» Problem description
Quote the records below in full, exactly as given, with the images taken out.

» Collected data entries

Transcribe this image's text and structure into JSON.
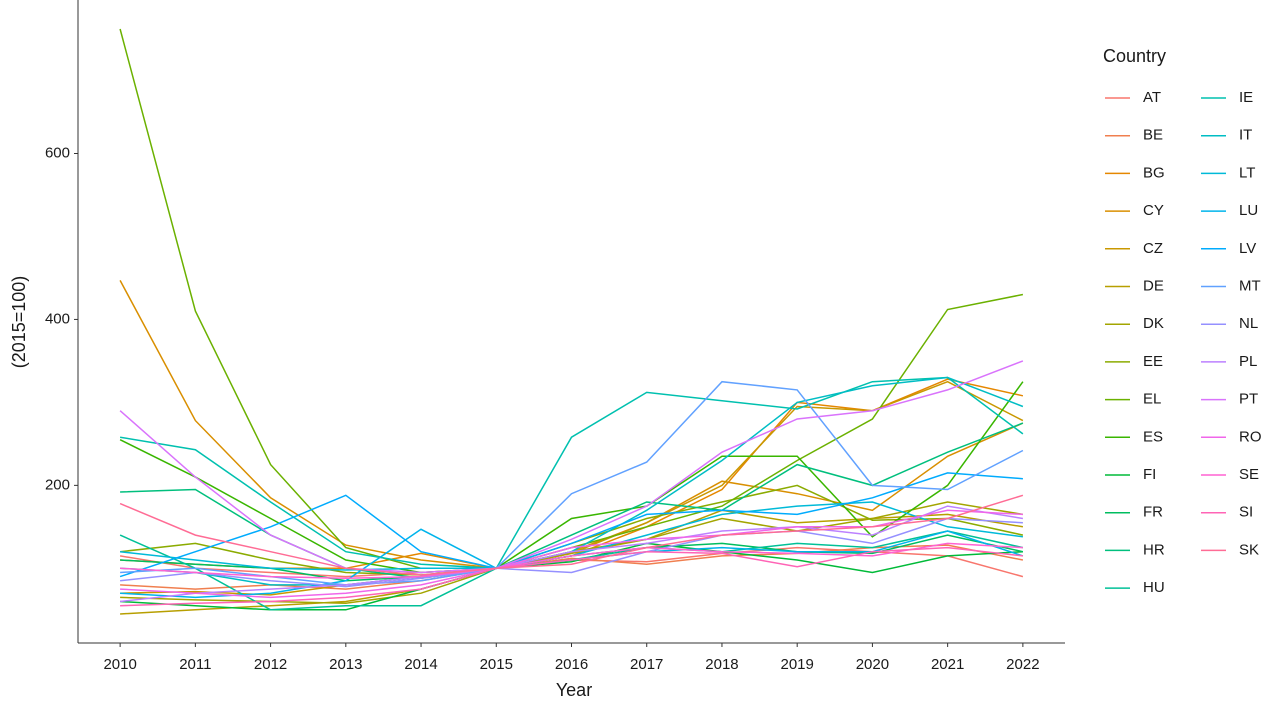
{
  "chart_data": {
    "type": "line",
    "x_label": "Year",
    "y_label": "(2015=100)",
    "legend_title": "Country",
    "x": [
      2010,
      2011,
      2012,
      2013,
      2014,
      2015,
      2016,
      2017,
      2018,
      2019,
      2020,
      2021,
      2022
    ],
    "xlim": [
      2009.44,
      2022.56
    ],
    "xticks": [
      2010,
      2011,
      2012,
      2013,
      2014,
      2015,
      2016,
      2017,
      2018,
      2019,
      2020,
      2021,
      2022
    ],
    "ylim": [
      10,
      785
    ],
    "yticks": [
      200,
      400,
      600
    ],
    "series": [
      {
        "name": "AT",
        "color": "#F8766D",
        "values": [
          115,
          100,
          95,
          90,
          95,
          100,
          110,
          108,
          118,
          125,
          120,
          115,
          90
        ]
      },
      {
        "name": "BE",
        "color": "#F07F4F",
        "values": [
          80,
          75,
          80,
          75,
          85,
          100,
          112,
          105,
          115,
          118,
          125,
          128,
          110
        ]
      },
      {
        "name": "BG",
        "color": "#E58700",
        "values": [
          110,
          105,
          100,
          100,
          118,
          100,
          115,
          150,
          195,
          300,
          290,
          328,
          308
        ]
      },
      {
        "name": "CY",
        "color": "#D98F00",
        "values": [
          447,
          278,
          185,
          128,
          110,
          100,
          120,
          155,
          205,
          190,
          170,
          235,
          275
        ]
      },
      {
        "name": "CZ",
        "color": "#C99800",
        "values": [
          70,
          72,
          68,
          80,
          90,
          100,
          118,
          155,
          200,
          295,
          290,
          325,
          278
        ]
      },
      {
        "name": "DE",
        "color": "#B79F00",
        "values": [
          45,
          50,
          55,
          60,
          75,
          100,
          118,
          135,
          170,
          155,
          160,
          165,
          150
        ]
      },
      {
        "name": "DK",
        "color": "#A3A500",
        "values": [
          65,
          62,
          60,
          58,
          70,
          100,
          120,
          135,
          160,
          145,
          160,
          180,
          165
        ]
      },
      {
        "name": "EE",
        "color": "#8BAB00",
        "values": [
          120,
          130,
          110,
          95,
          92,
          100,
          130,
          160,
          180,
          200,
          158,
          160,
          140
        ]
      },
      {
        "name": "EL",
        "color": "#6BB100",
        "values": [
          750,
          410,
          225,
          125,
          100,
          100,
          125,
          150,
          175,
          230,
          280,
          412,
          430
        ]
      },
      {
        "name": "ES",
        "color": "#39B600",
        "values": [
          255,
          210,
          160,
          110,
          95,
          100,
          160,
          175,
          235,
          235,
          138,
          200,
          325
        ]
      },
      {
        "name": "FI",
        "color": "#00BA38",
        "values": [
          60,
          55,
          50,
          50,
          75,
          100,
          108,
          130,
          120,
          110,
          95,
          115,
          120
        ]
      },
      {
        "name": "FR",
        "color": "#00BD5F",
        "values": [
          110,
          105,
          100,
          85,
          90,
          100,
          115,
          125,
          130,
          120,
          118,
          140,
          120
        ]
      },
      {
        "name": "HR",
        "color": "#00BF7D",
        "values": [
          192,
          195,
          140,
          100,
          88,
          100,
          140,
          180,
          170,
          225,
          200,
          240,
          275
        ]
      },
      {
        "name": "HU",
        "color": "#00C097",
        "values": [
          140,
          100,
          50,
          55,
          55,
          100,
          110,
          125,
          120,
          130,
          125,
          145,
          125
        ]
      },
      {
        "name": "IE",
        "color": "#00C0AF",
        "values": [
          258,
          243,
          180,
          120,
          105,
          100,
          258,
          312,
          302,
          292,
          325,
          330,
          262
        ]
      },
      {
        "name": "IT",
        "color": "#00BDC4",
        "values": [
          100,
          95,
          80,
          80,
          90,
          100,
          120,
          170,
          230,
          300,
          320,
          330,
          295
        ]
      },
      {
        "name": "LT",
        "color": "#00BAD8",
        "values": [
          120,
          110,
          100,
          98,
          100,
          100,
          115,
          140,
          165,
          175,
          180,
          150,
          138
        ]
      },
      {
        "name": "LU",
        "color": "#00B4EB",
        "values": [
          70,
          65,
          70,
          85,
          147,
          100,
          110,
          120,
          125,
          120,
          120,
          145,
          115
        ]
      },
      {
        "name": "LV",
        "color": "#00ABFD",
        "values": [
          90,
          120,
          150,
          188,
          120,
          100,
          130,
          165,
          170,
          165,
          185,
          215,
          208
        ]
      },
      {
        "name": "MT",
        "color": "#61A1FF",
        "values": [
          95,
          100,
          90,
          80,
          85,
          100,
          190,
          228,
          325,
          315,
          200,
          195,
          242
        ]
      },
      {
        "name": "NL",
        "color": "#9590FF",
        "values": [
          85,
          95,
          85,
          78,
          88,
          100,
          95,
          120,
          140,
          145,
          130,
          160,
          155
        ]
      },
      {
        "name": "PL",
        "color": "#BC81FF",
        "values": [
          60,
          70,
          75,
          80,
          90,
          100,
          120,
          130,
          145,
          150,
          140,
          175,
          160
        ]
      },
      {
        "name": "PT",
        "color": "#D973FC",
        "values": [
          290,
          210,
          140,
          100,
          95,
          100,
          135,
          175,
          240,
          280,
          290,
          315,
          350
        ]
      },
      {
        "name": "RO",
        "color": "#F066EA",
        "values": [
          75,
          70,
          65,
          70,
          80,
          100,
          125,
          135,
          140,
          150,
          150,
          170,
          165
        ]
      },
      {
        "name": "SE",
        "color": "#FF62D2",
        "values": [
          100,
          95,
          90,
          88,
          90,
          100,
          115,
          125,
          120,
          118,
          115,
          130,
          125
        ]
      },
      {
        "name": "SI",
        "color": "#FF64B6",
        "values": [
          55,
          58,
          60,
          65,
          75,
          100,
          110,
          120,
          118,
          102,
          120,
          125,
          115
        ]
      },
      {
        "name": "SK",
        "color": "#FF6C95",
        "values": [
          178,
          140,
          120,
          100,
          92,
          100,
          105,
          125,
          140,
          145,
          150,
          160,
          188
        ]
      }
    ]
  }
}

» Exercise result
Transcribe this image's text and structure into JSON.
{
  "chart_data": {
    "type": "line",
    "x_label": "Year",
    "y_label": "(2015=100)",
    "legend_title": "Country",
    "x": [
      2010,
      2011,
      2012,
      2013,
      2014,
      2015,
      2016,
      2017,
      2018,
      2019,
      2020,
      2021,
      2022
    ],
    "xlim": [
      2009.44,
      2022.56
    ],
    "xticks": [
      2010,
      2011,
      2012,
      2013,
      2014,
      2015,
      2016,
      2017,
      2018,
      2019,
      2020,
      2021,
      2022
    ],
    "ylim": [
      10,
      785
    ],
    "yticks": [
      200,
      400,
      600
    ],
    "series": [
      {
        "name": "AT",
        "color": "#F8766D",
        "values": [
          115,
          100,
          95,
          90,
          95,
          100,
          110,
          108,
          118,
          125,
          120,
          115,
          90
        ]
      },
      {
        "name": "BE",
        "color": "#F07F4F",
        "values": [
          80,
          75,
          80,
          75,
          85,
          100,
          112,
          105,
          115,
          118,
          125,
          128,
          110
        ]
      },
      {
        "name": "BG",
        "color": "#E58700",
        "values": [
          110,
          105,
          100,
          100,
          118,
          100,
          115,
          150,
          195,
          300,
          290,
          328,
          308
        ]
      },
      {
        "name": "CY",
        "color": "#D98F00",
        "values": [
          447,
          278,
          185,
          128,
          110,
          100,
          120,
          155,
          205,
          190,
          170,
          235,
          275
        ]
      },
      {
        "name": "CZ",
        "color": "#C99800",
        "values": [
          70,
          72,
          68,
          80,
          90,
          100,
          118,
          155,
          200,
          295,
          290,
          325,
          278
        ]
      },
      {
        "name": "DE",
        "color": "#B79F00",
        "values": [
          45,
          50,
          55,
          60,
          75,
          100,
          118,
          135,
          170,
          155,
          160,
          165,
          150
        ]
      },
      {
        "name": "DK",
        "color": "#A3A500",
        "values": [
          65,
          62,
          60,
          58,
          70,
          100,
          120,
          135,
          160,
          145,
          160,
          180,
          165
        ]
      },
      {
        "name": "EE",
        "color": "#8BAB00",
        "values": [
          120,
          130,
          110,
          95,
          92,
          100,
          130,
          160,
          180,
          200,
          158,
          160,
          140
        ]
      },
      {
        "name": "EL",
        "color": "#6BB100",
        "values": [
          750,
          410,
          225,
          125,
          100,
          100,
          125,
          150,
          175,
          230,
          280,
          412,
          430
        ]
      },
      {
        "name": "ES",
        "color": "#39B600",
        "values": [
          255,
          210,
          160,
          110,
          95,
          100,
          160,
          175,
          235,
          235,
          138,
          200,
          325
        ]
      },
      {
        "name": "FI",
        "color": "#00BA38",
        "values": [
          60,
          55,
          50,
          50,
          75,
          100,
          108,
          130,
          120,
          110,
          95,
          115,
          120
        ]
      },
      {
        "name": "FR",
        "color": "#00BD5F",
        "values": [
          110,
          105,
          100,
          85,
          90,
          100,
          115,
          125,
          130,
          120,
          118,
          140,
          120
        ]
      },
      {
        "name": "HR",
        "color": "#00BF7D",
        "values": [
          192,
          195,
          140,
          100,
          88,
          100,
          140,
          180,
          170,
          225,
          200,
          240,
          275
        ]
      },
      {
        "name": "HU",
        "color": "#00C097",
        "values": [
          140,
          100,
          50,
          55,
          55,
          100,
          110,
          125,
          120,
          130,
          125,
          145,
          125
        ]
      },
      {
        "name": "IE",
        "color": "#00C0AF",
        "values": [
          258,
          243,
          180,
          120,
          105,
          100,
          258,
          312,
          302,
          292,
          325,
          330,
          262
        ]
      },
      {
        "name": "IT",
        "color": "#00BDC4",
        "values": [
          100,
          95,
          80,
          80,
          90,
          100,
          120,
          170,
          230,
          300,
          320,
          330,
          295
        ]
      },
      {
        "name": "LT",
        "color": "#00BAD8",
        "values": [
          120,
          110,
          100,
          98,
          100,
          100,
          115,
          140,
          165,
          175,
          180,
          150,
          138
        ]
      },
      {
        "name": "LU",
        "color": "#00B4EB",
        "values": [
          70,
          65,
          70,
          85,
          147,
          100,
          110,
          120,
          125,
          120,
          120,
          145,
          115
        ]
      },
      {
        "name": "LV",
        "color": "#00ABFD",
        "values": [
          90,
          120,
          150,
          188,
          120,
          100,
          130,
          165,
          170,
          165,
          185,
          215,
          208
        ]
      },
      {
        "name": "MT",
        "color": "#61A1FF",
        "values": [
          95,
          100,
          90,
          80,
          85,
          100,
          190,
          228,
          325,
          315,
          200,
          195,
          242
        ]
      },
      {
        "name": "NL",
        "color": "#9590FF",
        "values": [
          85,
          95,
          85,
          78,
          88,
          100,
          95,
          120,
          140,
          145,
          130,
          160,
          155
        ]
      },
      {
        "name": "PL",
        "color": "#BC81FF",
        "values": [
          60,
          70,
          75,
          80,
          90,
          100,
          120,
          130,
          145,
          150,
          140,
          175,
          160
        ]
      },
      {
        "name": "PT",
        "color": "#D973FC",
        "values": [
          290,
          210,
          140,
          100,
          95,
          100,
          135,
          175,
          240,
          280,
          290,
          315,
          350
        ]
      },
      {
        "name": "RO",
        "color": "#F066EA",
        "values": [
          75,
          70,
          65,
          70,
          80,
          100,
          125,
          135,
          140,
          150,
          150,
          170,
          165
        ]
      },
      {
        "name": "SE",
        "color": "#FF62D2",
        "values": [
          100,
          95,
          90,
          88,
          90,
          100,
          115,
          125,
          120,
          118,
          115,
          130,
          125
        ]
      },
      {
        "name": "SI",
        "color": "#FF64B6",
        "values": [
          55,
          58,
          60,
          65,
          75,
          100,
          110,
          120,
          118,
          102,
          120,
          125,
          115
        ]
      },
      {
        "name": "SK",
        "color": "#FF6C95",
        "values": [
          178,
          140,
          120,
          100,
          92,
          100,
          105,
          125,
          140,
          145,
          150,
          160,
          188
        ]
      }
    ]
  }
}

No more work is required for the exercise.